● Brief: Copy every line with the string "ଅପହରଣ" in it.

● Raw records:
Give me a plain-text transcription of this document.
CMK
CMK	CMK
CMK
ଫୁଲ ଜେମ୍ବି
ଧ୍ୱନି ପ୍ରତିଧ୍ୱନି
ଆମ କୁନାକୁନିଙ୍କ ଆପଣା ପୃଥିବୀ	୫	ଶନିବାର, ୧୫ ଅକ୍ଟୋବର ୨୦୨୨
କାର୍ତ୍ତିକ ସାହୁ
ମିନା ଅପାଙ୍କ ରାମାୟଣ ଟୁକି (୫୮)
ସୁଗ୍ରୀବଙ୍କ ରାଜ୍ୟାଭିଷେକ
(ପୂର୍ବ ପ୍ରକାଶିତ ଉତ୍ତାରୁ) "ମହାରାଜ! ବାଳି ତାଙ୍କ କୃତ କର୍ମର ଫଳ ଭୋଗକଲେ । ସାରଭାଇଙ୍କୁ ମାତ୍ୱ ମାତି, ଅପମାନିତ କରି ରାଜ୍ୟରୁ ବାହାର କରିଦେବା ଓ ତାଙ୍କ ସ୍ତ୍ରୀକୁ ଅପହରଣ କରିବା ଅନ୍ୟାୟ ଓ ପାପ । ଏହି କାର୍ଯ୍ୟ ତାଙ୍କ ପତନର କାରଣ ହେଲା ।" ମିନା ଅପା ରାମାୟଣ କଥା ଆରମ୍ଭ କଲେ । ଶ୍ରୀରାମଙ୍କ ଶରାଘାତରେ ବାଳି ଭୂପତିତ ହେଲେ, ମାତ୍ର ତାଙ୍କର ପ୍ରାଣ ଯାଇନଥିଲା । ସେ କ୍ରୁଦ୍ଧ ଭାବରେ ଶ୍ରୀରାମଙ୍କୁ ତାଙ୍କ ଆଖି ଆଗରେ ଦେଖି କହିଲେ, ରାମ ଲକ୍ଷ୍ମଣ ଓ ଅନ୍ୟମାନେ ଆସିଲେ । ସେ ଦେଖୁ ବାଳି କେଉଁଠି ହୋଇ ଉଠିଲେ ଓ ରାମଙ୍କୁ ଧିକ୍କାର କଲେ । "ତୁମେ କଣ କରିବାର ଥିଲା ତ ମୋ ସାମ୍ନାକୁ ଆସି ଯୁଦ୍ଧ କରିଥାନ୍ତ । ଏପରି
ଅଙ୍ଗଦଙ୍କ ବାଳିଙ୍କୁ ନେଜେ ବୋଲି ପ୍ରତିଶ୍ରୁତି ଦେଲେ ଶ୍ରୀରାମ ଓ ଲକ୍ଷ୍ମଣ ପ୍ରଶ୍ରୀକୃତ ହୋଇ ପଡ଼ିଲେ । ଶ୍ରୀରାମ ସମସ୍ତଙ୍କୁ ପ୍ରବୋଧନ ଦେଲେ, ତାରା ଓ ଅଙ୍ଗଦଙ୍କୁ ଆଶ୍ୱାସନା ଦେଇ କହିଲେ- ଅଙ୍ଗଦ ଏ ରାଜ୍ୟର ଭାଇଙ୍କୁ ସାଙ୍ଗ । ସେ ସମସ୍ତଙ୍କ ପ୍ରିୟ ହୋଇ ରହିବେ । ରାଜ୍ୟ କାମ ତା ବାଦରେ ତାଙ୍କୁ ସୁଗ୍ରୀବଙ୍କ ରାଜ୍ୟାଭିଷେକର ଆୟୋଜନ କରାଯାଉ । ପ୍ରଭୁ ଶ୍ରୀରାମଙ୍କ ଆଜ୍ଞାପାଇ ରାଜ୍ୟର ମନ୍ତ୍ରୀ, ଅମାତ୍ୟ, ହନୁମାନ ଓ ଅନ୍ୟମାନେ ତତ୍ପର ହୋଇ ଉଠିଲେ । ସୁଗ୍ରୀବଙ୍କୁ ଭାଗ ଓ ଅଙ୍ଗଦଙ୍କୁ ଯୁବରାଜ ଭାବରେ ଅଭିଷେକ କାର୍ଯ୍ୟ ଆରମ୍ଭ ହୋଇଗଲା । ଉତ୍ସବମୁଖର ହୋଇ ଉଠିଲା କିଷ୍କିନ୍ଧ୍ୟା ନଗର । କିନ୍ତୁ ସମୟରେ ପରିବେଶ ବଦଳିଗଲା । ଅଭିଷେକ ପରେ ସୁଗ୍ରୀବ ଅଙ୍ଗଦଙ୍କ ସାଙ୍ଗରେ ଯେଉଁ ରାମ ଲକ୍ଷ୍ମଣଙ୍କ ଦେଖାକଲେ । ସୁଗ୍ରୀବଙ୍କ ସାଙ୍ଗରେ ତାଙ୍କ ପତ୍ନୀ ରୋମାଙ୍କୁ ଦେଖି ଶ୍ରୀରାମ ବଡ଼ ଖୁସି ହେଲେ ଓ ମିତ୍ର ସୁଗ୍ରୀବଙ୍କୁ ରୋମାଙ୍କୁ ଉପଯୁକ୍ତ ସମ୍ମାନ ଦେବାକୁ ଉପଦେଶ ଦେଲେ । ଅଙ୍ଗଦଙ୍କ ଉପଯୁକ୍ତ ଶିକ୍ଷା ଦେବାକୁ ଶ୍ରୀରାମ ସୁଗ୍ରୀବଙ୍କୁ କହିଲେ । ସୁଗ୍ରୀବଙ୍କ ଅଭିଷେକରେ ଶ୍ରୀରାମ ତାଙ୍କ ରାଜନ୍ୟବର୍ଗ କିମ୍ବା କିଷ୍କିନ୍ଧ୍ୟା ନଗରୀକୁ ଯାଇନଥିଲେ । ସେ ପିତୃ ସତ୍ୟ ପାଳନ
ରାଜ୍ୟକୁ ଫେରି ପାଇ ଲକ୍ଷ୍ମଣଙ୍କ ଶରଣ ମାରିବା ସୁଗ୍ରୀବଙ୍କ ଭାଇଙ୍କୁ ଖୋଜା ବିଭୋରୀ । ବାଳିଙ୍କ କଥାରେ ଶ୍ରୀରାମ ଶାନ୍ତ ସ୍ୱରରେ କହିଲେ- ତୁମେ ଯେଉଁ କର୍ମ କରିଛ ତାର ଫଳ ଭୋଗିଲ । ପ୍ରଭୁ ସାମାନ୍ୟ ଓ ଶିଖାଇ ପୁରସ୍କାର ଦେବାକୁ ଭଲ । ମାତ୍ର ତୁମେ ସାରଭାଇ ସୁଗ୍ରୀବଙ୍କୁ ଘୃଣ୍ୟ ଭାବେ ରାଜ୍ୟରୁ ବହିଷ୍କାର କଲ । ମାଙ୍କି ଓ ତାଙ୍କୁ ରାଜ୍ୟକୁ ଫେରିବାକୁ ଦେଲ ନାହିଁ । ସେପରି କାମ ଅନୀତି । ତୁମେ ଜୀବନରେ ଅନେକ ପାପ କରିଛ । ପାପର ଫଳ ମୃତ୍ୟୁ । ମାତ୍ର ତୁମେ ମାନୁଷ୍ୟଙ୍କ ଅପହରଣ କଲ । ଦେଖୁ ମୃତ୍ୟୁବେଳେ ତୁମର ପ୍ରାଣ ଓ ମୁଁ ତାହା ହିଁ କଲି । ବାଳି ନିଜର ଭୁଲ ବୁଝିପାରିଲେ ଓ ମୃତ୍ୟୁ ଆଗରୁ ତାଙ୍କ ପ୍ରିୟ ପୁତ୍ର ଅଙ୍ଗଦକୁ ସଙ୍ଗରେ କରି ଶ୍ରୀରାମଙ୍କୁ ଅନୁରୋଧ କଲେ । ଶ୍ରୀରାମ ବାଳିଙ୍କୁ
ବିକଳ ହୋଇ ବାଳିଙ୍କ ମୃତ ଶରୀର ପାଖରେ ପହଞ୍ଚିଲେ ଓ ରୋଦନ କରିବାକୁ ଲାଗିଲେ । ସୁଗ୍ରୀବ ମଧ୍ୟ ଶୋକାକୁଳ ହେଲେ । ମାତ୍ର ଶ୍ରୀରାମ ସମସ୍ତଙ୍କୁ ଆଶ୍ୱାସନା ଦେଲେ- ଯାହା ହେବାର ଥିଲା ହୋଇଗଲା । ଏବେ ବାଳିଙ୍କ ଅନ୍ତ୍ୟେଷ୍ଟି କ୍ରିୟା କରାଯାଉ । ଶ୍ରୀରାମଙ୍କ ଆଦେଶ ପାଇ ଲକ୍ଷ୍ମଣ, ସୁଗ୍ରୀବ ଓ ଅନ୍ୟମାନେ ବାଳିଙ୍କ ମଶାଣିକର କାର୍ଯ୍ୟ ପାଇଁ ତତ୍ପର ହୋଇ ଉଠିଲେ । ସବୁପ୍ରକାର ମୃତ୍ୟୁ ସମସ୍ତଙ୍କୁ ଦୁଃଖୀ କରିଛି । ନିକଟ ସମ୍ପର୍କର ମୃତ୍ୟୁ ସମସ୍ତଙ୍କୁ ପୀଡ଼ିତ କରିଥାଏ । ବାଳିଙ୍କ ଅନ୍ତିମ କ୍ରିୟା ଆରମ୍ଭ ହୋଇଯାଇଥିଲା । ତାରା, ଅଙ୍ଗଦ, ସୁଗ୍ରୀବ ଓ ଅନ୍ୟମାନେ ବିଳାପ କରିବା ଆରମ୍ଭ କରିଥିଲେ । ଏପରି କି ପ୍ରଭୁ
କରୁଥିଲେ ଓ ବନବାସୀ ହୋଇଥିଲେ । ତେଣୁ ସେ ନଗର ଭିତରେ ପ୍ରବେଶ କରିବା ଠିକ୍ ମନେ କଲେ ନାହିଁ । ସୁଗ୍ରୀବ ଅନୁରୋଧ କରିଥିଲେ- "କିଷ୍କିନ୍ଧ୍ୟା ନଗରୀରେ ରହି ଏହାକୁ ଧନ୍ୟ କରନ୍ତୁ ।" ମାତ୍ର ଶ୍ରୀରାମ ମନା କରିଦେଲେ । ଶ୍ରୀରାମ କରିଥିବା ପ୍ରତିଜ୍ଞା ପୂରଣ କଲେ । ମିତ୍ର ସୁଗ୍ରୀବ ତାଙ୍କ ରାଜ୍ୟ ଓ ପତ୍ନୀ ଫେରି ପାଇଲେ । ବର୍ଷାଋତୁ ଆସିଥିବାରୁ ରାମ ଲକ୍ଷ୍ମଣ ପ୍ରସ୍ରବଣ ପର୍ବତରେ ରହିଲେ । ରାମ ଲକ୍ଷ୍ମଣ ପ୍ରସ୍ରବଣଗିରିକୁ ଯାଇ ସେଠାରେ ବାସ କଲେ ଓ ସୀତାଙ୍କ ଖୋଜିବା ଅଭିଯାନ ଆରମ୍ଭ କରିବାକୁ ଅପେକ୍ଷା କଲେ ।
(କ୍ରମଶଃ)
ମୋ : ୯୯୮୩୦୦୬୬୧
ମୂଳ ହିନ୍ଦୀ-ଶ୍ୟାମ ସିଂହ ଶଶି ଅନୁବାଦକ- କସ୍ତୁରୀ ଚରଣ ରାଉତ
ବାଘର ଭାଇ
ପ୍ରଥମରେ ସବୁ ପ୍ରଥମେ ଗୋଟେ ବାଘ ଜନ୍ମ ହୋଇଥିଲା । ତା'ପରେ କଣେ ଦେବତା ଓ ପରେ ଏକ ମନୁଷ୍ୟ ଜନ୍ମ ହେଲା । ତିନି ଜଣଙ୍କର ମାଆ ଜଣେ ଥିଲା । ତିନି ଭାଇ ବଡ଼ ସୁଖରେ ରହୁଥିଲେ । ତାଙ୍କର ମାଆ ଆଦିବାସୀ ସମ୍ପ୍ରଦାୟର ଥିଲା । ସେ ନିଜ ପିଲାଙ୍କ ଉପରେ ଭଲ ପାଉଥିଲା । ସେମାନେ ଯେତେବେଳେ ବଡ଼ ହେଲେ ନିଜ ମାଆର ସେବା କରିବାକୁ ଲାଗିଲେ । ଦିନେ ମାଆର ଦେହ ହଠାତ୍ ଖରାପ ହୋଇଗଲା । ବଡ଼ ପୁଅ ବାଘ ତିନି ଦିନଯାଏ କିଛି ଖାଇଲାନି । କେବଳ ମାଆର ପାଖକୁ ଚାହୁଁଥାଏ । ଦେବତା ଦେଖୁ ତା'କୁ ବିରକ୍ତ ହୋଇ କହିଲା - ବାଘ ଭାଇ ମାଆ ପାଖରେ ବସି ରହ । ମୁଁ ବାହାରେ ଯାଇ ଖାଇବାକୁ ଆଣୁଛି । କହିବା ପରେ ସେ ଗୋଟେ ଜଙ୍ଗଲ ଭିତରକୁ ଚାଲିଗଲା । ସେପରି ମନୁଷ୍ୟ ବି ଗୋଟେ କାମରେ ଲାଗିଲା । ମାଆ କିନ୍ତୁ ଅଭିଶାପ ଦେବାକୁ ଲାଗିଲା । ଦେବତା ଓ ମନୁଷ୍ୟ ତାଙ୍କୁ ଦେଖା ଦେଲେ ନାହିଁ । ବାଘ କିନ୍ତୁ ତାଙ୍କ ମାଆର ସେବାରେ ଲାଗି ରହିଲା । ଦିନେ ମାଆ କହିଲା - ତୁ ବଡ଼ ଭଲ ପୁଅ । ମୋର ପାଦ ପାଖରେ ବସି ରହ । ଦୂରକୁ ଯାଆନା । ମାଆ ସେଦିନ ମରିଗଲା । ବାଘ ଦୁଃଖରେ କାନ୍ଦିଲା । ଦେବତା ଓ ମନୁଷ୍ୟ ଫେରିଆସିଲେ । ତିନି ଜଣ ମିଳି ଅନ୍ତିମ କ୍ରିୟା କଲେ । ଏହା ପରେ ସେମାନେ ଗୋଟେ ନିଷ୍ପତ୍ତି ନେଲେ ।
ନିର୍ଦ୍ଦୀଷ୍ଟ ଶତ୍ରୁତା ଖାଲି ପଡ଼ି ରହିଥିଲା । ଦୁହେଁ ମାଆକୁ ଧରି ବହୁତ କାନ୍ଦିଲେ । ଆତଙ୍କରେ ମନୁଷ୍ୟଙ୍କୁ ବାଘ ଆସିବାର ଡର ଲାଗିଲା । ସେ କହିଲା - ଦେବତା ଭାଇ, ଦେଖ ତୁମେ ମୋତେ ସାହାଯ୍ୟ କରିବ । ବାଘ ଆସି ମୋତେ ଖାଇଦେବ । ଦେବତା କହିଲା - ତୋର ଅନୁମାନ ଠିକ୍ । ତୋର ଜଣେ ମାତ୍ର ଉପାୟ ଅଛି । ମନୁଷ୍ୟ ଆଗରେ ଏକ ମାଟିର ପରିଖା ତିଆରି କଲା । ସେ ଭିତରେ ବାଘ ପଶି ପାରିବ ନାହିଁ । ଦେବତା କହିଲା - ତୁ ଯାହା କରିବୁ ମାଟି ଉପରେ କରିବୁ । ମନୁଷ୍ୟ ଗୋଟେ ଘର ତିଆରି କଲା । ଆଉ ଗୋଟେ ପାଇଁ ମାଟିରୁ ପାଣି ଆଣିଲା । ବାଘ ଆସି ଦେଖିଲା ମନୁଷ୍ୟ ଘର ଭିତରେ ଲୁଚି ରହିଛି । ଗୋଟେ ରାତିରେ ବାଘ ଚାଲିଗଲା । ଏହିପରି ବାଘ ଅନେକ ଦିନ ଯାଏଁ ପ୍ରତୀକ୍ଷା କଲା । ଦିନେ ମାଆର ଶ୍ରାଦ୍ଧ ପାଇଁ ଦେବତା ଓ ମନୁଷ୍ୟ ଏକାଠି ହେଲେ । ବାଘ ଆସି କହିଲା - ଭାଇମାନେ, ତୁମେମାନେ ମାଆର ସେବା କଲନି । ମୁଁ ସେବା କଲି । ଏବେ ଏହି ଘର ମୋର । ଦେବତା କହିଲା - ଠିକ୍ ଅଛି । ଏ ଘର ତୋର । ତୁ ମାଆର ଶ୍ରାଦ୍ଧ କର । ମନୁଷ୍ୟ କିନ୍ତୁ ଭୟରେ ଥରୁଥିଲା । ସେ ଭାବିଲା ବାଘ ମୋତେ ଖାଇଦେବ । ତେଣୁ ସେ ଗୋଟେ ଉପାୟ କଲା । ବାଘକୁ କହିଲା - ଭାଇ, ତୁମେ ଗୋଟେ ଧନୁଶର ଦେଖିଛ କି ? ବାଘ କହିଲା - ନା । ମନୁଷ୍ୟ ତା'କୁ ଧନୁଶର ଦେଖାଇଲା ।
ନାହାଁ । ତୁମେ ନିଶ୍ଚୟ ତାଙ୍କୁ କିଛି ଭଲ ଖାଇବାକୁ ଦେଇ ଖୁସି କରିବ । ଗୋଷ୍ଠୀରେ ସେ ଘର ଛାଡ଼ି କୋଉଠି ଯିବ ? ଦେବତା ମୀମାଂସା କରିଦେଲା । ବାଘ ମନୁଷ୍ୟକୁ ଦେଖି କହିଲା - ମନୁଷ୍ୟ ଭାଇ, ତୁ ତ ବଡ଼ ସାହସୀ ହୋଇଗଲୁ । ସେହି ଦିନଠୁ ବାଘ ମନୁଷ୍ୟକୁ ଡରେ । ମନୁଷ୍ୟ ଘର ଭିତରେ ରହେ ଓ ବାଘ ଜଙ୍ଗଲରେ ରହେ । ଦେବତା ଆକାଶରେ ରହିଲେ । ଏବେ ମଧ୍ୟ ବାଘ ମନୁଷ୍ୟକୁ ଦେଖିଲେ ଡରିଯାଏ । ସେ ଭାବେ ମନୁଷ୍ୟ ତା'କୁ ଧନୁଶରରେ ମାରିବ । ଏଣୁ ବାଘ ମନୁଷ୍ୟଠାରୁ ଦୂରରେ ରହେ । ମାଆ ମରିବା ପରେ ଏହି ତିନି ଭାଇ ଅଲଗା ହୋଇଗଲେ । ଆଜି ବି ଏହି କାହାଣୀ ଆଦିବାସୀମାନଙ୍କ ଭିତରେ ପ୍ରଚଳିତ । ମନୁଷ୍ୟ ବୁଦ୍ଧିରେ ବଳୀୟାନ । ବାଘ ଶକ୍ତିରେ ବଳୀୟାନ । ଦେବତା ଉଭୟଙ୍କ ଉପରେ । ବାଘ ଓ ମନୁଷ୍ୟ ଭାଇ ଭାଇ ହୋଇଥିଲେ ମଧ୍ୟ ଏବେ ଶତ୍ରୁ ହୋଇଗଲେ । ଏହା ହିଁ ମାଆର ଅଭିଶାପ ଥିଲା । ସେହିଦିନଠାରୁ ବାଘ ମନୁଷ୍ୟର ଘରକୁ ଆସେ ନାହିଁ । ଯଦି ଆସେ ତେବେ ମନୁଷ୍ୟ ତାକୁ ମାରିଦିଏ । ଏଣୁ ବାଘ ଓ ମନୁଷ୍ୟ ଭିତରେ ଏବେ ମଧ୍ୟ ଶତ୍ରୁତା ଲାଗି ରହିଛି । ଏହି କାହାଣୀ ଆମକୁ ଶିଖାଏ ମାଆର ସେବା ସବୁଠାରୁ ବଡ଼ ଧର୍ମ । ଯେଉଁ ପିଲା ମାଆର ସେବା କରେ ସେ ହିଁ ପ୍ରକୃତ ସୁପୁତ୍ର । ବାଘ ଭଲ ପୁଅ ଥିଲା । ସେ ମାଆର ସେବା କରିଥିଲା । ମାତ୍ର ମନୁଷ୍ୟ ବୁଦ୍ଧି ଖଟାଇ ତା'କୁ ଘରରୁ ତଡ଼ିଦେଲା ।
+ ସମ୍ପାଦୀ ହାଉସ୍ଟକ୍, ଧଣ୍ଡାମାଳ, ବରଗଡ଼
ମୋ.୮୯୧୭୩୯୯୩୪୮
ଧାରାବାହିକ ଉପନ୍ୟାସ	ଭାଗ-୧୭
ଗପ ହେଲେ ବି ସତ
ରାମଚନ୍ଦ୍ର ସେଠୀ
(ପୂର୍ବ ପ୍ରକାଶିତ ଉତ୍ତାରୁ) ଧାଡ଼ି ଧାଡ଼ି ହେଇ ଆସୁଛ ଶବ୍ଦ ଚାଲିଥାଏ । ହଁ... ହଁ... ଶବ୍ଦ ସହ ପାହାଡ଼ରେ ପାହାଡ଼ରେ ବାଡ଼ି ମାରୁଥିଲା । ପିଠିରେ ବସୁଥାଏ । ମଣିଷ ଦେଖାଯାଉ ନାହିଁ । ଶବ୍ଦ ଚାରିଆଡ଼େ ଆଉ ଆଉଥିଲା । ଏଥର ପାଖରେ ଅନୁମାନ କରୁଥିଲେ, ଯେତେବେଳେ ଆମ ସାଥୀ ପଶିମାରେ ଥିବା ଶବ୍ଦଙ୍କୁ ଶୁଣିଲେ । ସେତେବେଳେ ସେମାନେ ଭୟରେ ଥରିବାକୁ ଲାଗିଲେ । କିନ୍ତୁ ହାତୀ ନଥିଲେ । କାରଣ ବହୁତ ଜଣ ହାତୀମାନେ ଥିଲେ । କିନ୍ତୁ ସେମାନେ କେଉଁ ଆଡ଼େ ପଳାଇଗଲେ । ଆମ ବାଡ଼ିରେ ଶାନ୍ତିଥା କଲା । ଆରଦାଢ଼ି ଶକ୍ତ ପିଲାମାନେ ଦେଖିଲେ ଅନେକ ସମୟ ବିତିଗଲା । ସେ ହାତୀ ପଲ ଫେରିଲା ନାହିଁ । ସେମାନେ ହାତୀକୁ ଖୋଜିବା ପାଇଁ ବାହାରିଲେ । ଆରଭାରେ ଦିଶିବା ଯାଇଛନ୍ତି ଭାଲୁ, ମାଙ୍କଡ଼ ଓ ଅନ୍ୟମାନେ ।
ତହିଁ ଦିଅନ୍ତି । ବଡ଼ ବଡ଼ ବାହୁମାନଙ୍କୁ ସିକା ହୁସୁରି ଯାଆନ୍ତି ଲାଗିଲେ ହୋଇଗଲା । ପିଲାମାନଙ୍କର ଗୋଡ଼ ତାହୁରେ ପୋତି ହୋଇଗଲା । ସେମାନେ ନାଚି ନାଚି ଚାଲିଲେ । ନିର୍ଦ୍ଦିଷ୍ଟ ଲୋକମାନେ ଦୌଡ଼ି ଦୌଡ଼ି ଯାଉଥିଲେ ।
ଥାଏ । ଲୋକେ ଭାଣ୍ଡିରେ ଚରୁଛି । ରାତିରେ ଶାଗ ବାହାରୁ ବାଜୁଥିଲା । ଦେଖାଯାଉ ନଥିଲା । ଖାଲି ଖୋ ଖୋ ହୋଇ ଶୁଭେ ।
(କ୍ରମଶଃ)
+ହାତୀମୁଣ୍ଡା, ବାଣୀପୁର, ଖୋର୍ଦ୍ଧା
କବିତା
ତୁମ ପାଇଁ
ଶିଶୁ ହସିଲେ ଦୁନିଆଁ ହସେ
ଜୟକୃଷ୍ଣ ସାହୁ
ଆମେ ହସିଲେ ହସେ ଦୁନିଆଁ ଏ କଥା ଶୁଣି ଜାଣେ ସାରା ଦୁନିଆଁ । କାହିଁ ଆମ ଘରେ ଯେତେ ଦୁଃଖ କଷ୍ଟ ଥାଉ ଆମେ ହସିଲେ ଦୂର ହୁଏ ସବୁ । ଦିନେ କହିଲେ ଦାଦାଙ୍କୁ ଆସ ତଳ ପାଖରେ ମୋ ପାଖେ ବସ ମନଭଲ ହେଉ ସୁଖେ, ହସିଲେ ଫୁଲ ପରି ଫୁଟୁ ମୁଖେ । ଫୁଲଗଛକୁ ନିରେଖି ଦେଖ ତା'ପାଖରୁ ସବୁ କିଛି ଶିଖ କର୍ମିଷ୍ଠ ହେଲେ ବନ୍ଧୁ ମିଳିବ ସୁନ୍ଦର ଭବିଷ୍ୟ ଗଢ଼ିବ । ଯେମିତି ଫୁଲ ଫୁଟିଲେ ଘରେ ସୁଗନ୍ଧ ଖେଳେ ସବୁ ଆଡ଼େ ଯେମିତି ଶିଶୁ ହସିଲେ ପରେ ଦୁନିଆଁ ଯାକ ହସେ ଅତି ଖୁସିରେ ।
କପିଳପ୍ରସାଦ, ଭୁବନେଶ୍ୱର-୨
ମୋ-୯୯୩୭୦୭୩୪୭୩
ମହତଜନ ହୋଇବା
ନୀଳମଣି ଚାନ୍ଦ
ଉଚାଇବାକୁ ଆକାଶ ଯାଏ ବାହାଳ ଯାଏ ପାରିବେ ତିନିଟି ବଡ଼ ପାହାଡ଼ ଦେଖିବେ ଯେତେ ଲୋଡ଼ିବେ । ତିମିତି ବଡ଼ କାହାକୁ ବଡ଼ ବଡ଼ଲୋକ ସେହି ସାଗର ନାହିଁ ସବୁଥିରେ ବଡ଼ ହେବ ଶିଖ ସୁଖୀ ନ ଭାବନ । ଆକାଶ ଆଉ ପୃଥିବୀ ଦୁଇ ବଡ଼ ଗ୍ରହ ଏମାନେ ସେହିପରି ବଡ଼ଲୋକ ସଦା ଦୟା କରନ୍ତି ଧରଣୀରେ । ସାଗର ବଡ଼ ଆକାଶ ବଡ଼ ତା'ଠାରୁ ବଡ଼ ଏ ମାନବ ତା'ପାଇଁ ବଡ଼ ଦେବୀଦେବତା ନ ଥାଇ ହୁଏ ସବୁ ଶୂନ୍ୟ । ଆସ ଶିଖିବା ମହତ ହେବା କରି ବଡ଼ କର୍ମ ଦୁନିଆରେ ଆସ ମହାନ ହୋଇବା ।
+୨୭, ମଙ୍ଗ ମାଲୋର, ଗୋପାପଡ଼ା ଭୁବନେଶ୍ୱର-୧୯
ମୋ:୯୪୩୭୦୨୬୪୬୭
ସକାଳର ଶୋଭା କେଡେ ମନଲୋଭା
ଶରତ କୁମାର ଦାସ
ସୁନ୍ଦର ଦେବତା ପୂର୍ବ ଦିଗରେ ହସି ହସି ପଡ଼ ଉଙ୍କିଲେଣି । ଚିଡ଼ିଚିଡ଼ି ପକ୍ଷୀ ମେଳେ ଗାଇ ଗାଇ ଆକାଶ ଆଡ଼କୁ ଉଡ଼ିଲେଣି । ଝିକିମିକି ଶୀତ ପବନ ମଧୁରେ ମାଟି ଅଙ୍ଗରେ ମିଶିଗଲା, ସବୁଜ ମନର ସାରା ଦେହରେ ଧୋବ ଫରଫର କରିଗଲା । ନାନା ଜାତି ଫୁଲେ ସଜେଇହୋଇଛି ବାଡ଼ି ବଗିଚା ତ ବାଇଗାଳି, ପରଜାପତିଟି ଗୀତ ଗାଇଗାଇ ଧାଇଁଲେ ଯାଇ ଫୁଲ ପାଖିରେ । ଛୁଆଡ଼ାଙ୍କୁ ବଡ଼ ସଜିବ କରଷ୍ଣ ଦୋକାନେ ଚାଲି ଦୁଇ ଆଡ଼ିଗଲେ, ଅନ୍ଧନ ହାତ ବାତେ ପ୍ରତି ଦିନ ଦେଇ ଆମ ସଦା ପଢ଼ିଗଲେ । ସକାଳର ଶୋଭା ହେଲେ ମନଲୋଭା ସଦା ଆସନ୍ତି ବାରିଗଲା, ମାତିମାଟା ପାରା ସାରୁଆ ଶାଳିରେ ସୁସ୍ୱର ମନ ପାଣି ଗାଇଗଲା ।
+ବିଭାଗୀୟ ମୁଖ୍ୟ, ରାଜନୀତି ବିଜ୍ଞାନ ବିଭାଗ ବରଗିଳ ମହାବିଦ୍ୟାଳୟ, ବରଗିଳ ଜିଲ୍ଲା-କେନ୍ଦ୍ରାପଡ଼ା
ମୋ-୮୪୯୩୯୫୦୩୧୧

● Task response:
(ପୂର୍ବ ପ୍ରକାଶିତ ଉତ୍ତାରୁ) "ମହାରାଜ! ବାଳି ତାଙ୍କ କୃତ କର୍ମର ଫଳ ଭୋଗକଲେ । ସାରଭାଇଙ୍କୁ ମାତ୍ୱ ମାତି, ଅପମାନିତ କରି ରାଜ୍ୟରୁ ବାହାର କରିଦେବା ଓ ତାଙ୍କ ସ୍ତ୍ରୀକୁ ଅପହରଣ କରିବା ଅନ୍ୟାୟ ଓ ପାପ । ଏହି କାର୍ଯ୍ୟ ତାଙ୍କ ପତନର କାରଣ ହେଲା ।" ମିନା ଅପା ରାମାୟଣ କଥା ଆରମ୍ଭ କଲେ । ଶ୍ରୀରାମଙ୍କ ଶରାଘାତରେ ବାଳି ଭୂପତିତ ହେଲେ, ମାତ୍ର ତାଙ୍କର ପ୍ରାଣ ଯାଇନଥିଲା । ସେ କ୍ରୁଦ୍ଧ ଭାବରେ ଶ୍ରୀରାମଙ୍କୁ ତାଙ୍କ ଆଖି ଆଗରେ ଦେଖି କହିଲେ, ରାମ ଲକ୍ଷ୍ମଣ ଓ ଅନ୍ୟମାନେ ଆସିଲେ । ସେ ଦେଖୁ ବାଳି କେଉଁଠି ହୋଇ ଉଠିଲେ ଓ ରାମଙ୍କୁ ଧିକ୍କାର କଲେ । "ତୁମେ କଣ କରିବାର ଥିଲା ତ ମୋ ସାମ୍ନାକୁ ଆସି ଯୁଦ୍ଧ କରିଥାନ୍ତ । ଏପରି
ରାଜ୍ୟକୁ ଫେରି ପାଇ ଲକ୍ଷ୍ମଣଙ୍କ ଶରଣ ମାରିବା ସୁଗ୍ରୀବଙ୍କ ଭାଇଙ୍କୁ ଖୋଜା ବିଭୋରୀ । ବାଳିଙ୍କ କଥାରେ ଶ୍ରୀରାମ ଶାନ୍ତ ସ୍ୱରରେ କହିଲେ- ତୁମେ ଯେଉଁ କର୍ମ କରିଛ ତାର ଫଳ ଭୋଗିଲ । ପ୍ରଭୁ ସାମାନ୍ୟ ଓ ଶିଖାଇ ପୁରସ୍କାର ଦେବାକୁ ଭଲ । ମାତ୍ର ତୁମେ ସାରଭାଇ ସୁଗ୍ରୀବଙ୍କୁ ଘୃଣ୍ୟ ଭାବେ ରାଜ୍ୟରୁ ବହିଷ୍କାର କଲ । ମାଙ୍କି ଓ ତାଙ୍କୁ ରାଜ୍ୟକୁ ଫେରିବାକୁ ଦେଲ ନାହିଁ । ସେପରି କାମ ଅନୀତି । ତୁମେ ଜୀବନରେ ଅନେକ ପାପ କରିଛ । ପାପର ଫଳ ମୃତ୍ୟୁ । ମାତ୍ର ତୁମେ ମାନୁଷ୍ୟଙ୍କ ଅପହରଣ କଲ । ଦେଖୁ ମୃତ୍ୟୁବେଳେ ତୁମର ପ୍ରାଣ ଓ ମୁଁ ତାହା ହିଁ କଲି । ବାଳି ନିଜର ଭୁଲ ବୁଝିପାରିଲେ ଓ ମୃତ୍ୟୁ ଆଗରୁ ତାଙ୍କ ପ୍ରିୟ ପୁତ୍ର ଅଙ୍ଗଦକୁ ସଙ୍ଗରେ କରି ଶ୍ରୀରାମଙ୍କୁ ଅନୁରୋଧ କଲେ । ଶ୍ରୀରାମ ବାଳିଙ୍କୁ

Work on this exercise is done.